» **EXERCISE AIM**
Only lines with the string "name" matter here; gather them from the material below.

(Items from a dataset)

+++

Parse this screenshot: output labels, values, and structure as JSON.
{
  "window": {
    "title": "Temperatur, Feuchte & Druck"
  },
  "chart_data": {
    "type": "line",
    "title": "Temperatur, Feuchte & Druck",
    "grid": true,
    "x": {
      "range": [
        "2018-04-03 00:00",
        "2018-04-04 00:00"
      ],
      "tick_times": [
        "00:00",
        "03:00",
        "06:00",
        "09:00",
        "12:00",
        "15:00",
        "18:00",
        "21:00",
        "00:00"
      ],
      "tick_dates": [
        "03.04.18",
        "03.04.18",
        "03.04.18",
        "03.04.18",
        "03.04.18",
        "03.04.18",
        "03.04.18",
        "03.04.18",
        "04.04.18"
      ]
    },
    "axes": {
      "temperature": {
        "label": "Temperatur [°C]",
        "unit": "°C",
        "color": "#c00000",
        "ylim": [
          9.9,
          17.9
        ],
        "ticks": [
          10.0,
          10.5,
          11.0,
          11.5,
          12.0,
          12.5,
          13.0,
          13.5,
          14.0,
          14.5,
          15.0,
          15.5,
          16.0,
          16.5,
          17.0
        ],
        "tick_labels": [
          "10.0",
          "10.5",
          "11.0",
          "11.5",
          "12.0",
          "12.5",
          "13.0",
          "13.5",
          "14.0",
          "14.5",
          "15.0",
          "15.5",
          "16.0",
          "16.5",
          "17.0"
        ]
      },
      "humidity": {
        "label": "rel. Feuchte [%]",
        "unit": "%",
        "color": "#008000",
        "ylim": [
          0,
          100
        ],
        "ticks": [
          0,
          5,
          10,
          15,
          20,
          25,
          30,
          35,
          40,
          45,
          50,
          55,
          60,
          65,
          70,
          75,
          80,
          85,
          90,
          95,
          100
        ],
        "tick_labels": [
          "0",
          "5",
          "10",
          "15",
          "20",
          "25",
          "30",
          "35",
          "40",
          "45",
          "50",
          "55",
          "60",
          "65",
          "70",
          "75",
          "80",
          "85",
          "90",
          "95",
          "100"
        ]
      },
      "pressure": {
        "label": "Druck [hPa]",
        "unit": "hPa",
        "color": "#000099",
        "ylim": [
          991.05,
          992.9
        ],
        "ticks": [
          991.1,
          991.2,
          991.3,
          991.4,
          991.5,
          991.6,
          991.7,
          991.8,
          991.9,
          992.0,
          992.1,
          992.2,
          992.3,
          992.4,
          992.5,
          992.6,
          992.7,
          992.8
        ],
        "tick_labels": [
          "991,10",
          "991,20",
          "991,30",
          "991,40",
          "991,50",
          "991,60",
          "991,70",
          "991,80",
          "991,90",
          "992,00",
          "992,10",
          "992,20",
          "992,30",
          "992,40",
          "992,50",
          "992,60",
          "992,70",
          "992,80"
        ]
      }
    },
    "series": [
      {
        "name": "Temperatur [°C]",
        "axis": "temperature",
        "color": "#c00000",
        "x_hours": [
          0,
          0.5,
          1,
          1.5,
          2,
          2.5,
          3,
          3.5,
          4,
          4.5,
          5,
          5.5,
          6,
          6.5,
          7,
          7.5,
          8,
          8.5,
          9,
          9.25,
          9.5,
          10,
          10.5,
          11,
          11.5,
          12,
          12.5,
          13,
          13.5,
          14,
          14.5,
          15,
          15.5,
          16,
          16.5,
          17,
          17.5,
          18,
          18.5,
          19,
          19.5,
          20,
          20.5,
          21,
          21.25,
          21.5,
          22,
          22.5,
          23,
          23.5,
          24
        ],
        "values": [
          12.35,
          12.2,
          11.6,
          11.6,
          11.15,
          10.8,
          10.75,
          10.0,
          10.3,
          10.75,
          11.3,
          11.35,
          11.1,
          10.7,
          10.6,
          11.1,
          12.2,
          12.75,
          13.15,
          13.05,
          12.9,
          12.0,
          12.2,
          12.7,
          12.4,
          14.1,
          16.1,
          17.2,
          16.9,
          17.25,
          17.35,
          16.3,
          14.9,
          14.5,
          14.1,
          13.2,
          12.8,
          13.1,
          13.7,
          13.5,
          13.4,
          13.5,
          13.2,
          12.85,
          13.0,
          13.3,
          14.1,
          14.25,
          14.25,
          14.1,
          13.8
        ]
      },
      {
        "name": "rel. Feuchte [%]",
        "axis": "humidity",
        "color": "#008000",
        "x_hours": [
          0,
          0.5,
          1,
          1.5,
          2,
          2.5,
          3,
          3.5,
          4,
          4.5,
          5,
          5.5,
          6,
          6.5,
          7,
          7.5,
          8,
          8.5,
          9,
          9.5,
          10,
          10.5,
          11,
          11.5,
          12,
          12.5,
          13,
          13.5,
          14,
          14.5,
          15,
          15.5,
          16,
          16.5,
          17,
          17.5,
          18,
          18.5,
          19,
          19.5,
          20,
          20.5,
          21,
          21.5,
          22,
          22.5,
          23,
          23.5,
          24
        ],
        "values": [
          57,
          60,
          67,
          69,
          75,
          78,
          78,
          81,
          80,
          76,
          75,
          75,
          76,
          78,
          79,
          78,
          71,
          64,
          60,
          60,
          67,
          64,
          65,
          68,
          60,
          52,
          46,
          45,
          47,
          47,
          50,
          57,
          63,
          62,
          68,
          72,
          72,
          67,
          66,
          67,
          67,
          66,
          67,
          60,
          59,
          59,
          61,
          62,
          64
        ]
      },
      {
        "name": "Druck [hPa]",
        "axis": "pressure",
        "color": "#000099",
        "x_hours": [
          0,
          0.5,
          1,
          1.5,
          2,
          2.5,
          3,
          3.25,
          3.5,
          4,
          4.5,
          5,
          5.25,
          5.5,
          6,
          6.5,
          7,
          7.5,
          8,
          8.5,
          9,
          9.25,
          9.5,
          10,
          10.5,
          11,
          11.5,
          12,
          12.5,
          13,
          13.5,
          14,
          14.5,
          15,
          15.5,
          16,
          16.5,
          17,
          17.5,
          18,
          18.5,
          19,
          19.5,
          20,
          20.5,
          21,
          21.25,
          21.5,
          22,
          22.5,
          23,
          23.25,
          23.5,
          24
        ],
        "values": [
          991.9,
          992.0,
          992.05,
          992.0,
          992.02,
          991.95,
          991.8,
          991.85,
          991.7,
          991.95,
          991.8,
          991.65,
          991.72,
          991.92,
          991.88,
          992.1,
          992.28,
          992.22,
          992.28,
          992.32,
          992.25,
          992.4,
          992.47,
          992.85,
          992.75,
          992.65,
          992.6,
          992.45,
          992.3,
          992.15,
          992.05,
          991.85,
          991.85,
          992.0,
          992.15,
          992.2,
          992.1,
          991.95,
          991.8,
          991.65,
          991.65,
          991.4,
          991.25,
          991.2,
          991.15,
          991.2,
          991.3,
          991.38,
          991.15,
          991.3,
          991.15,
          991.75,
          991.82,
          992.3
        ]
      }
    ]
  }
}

+++

» **RESPONSE BELOW**
        "name": "Temperatur [°C]",
        "name": "rel. Feuchte [%]",
        "name": "Druck [hPa]",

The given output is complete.